Stable Diffusion model template for Banana's serverless GPU platform.
Explore the docs »
View Demo
·
Report Bug
·
Request Feature
Table of Contents
This is a template file for deploying Stable Diffusion models on banana.dev - a platform that allows you to run inference on GPUs without having to worry about the infrastructure. Banana is a serverless platform that allows you to deploy your models in a few clicks. You can learn more about Banana here.
For those new to serverless, allow me to explain its role in my use case. I wanted to allow users of my site to generate images using Stable Diffusion models, however, keeping a GPU server running 24/7 is expensive. So I decided to use a serverless platform. This way, I only pay for the time my model is running, and I don't have to worry about the infrastructure. I can just focus on the model. For reference, my total bill for 800 image generations over a period of a month was only $5.00. Compare that with platforms like rundiffusion, which charges $0.5/hr at their lowest tier, and you can see why I chose to go with a serverless platform.
As mentioned above, this is a model template that you will deploy on Banana. While you can go through their docs for a more detailed explanation, I will provide a brief overview of the steps here.
- Create an account on banana.dev
- Link your payment method to your account (although they do offer free credits for new users)
- Once ready, move on to the usage section below
- Fork or clone this repository
- Go back to the banana dashboard, link your GitHub account, and provide permission to banana to access the repository you just forked/cloned
- On your Banana dashboard, click on the "Team" tab on the left sidebar
- You should now see an option to Manage your GitHub account. Click on that and follow the instructions to link your GitHub account and/or provide permission to banana to access your repository
- Click on the "Deploy" tab on the left sidebar. Choose "Deploy from GitHub" and select the repository you just forked/cloned
- That's it! If everything goes according to plan, you should be redirected to the model page, where you can keep track of its build progress. I've noticed that the first deploy always takes a while, around 45 minutes.
- Once the model is deployed, you can go to the "Settings" tab and add build arguments. Do this if you want to change the MODEL_ID - a unique identifier for your model, which you will find on the HuggingFace model page - since this template downloads the models from HuggingFace.

Data section:
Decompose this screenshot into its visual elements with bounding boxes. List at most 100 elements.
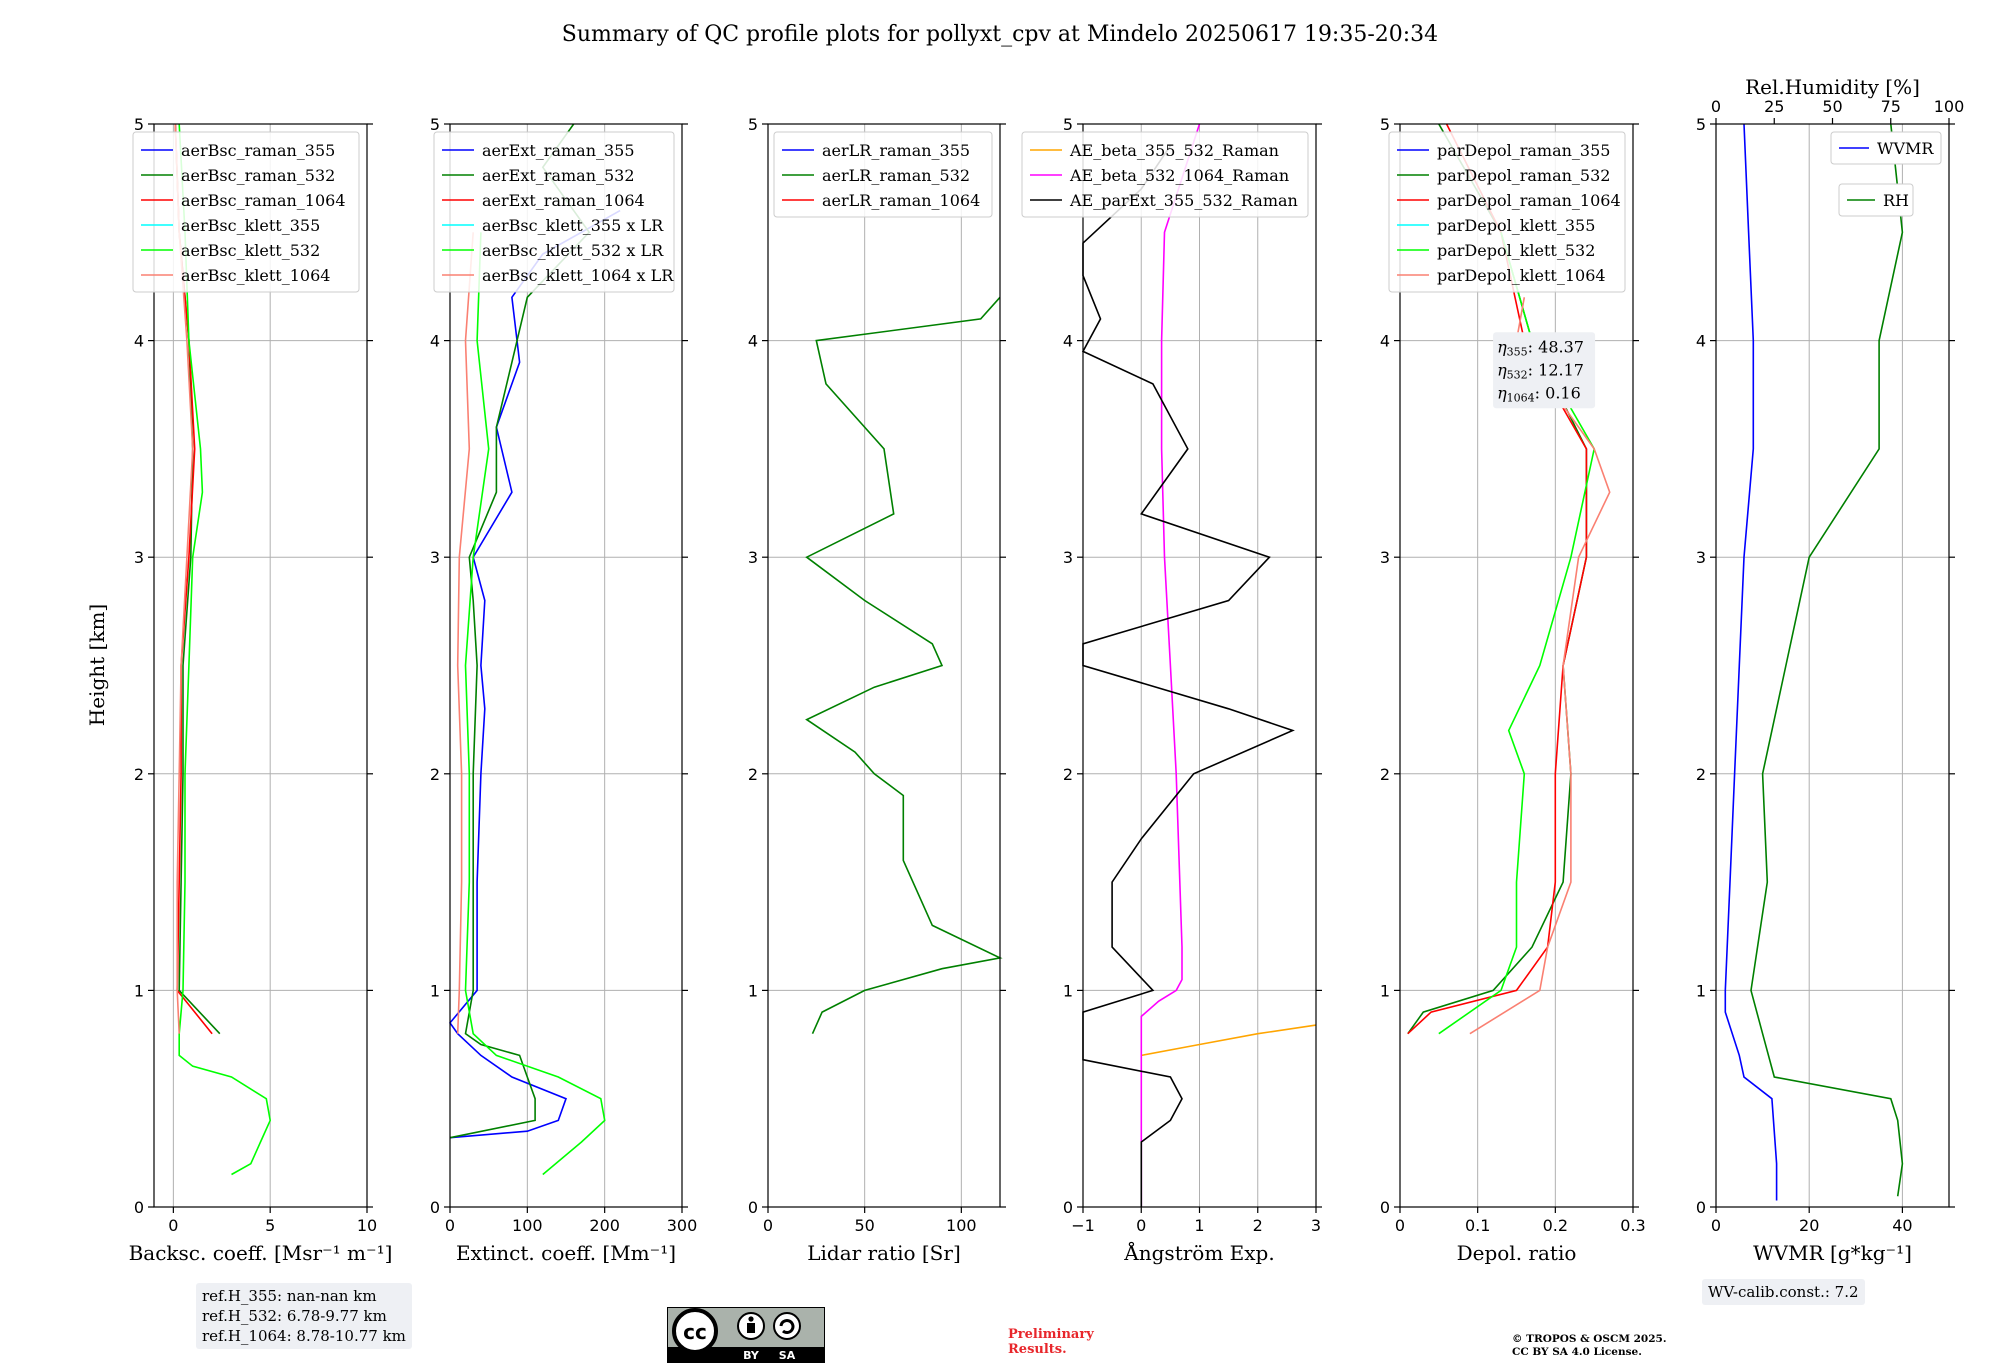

Task directions: Transcribe the passage from the Stable Diffusion template guide above, starting at "For those new" and ending at "with a serverless platform.".

The solution:
For those new to serverless, allow me to explain its role in my use case. I wanted to allow users of my site to generate images using Stable Diffusion models, however, keeping a GPU server running 24/7 is expensive. So I decided to use a serverless platform. This way, I only pay for the time my model is running, and I don't have to worry about the infrastructure. I can just focus on the model. For reference, my total bill for 800 image generations over a period of a month was only $5.00. Compare that with platforms like rundiffusion, which charges $0.5/hr at their lowest tier, and you can see why I chose to go with a serverless platform.